WORK TO DO — In the material below, identify each line bearing the word "JSON". Reproduce those lines.

___

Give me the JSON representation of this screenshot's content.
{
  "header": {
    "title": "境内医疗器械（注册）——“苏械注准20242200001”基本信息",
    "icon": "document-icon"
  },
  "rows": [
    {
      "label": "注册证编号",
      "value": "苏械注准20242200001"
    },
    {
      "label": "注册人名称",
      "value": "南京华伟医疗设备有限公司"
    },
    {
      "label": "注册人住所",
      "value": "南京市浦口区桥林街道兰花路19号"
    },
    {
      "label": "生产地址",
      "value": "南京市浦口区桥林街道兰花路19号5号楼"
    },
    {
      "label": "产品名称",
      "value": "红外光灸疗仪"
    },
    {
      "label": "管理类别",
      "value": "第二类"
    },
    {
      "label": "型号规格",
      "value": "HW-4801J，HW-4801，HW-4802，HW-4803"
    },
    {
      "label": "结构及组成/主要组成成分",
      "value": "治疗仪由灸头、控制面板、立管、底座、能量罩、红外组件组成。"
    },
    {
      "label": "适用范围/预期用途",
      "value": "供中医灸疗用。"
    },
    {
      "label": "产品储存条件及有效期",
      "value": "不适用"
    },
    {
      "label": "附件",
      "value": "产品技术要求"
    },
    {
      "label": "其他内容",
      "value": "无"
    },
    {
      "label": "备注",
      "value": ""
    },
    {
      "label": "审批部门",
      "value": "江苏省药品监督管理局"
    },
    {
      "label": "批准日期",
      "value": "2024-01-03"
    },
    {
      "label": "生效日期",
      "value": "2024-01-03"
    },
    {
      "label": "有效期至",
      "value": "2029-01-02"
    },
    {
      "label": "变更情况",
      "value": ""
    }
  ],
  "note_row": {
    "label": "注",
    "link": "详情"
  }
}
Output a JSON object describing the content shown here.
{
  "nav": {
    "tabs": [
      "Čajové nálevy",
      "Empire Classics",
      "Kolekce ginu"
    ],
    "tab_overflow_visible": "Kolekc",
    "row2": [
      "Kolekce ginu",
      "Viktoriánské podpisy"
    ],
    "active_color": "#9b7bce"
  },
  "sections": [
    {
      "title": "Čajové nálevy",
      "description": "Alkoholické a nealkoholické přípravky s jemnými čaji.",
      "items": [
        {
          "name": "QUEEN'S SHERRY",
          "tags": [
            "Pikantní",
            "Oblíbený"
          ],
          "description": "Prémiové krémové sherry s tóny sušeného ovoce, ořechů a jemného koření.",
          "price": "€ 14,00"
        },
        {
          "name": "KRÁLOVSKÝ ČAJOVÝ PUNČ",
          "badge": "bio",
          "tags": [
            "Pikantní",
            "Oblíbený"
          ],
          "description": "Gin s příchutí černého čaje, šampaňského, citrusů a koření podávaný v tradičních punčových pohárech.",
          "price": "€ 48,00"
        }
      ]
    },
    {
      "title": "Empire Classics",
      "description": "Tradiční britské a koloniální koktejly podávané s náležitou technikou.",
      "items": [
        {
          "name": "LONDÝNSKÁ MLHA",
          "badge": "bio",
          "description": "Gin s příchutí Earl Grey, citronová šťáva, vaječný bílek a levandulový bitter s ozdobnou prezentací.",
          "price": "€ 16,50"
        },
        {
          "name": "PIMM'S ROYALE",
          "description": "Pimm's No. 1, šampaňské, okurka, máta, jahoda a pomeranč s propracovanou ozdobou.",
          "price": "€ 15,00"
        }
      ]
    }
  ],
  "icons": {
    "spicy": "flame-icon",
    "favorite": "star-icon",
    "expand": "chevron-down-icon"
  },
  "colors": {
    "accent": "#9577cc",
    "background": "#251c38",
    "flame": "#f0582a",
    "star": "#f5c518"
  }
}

___

SOLUTION TO THIS TASK —
Give me the JSON representation of this screenshot's content.
Output a JSON object describing the content shown here.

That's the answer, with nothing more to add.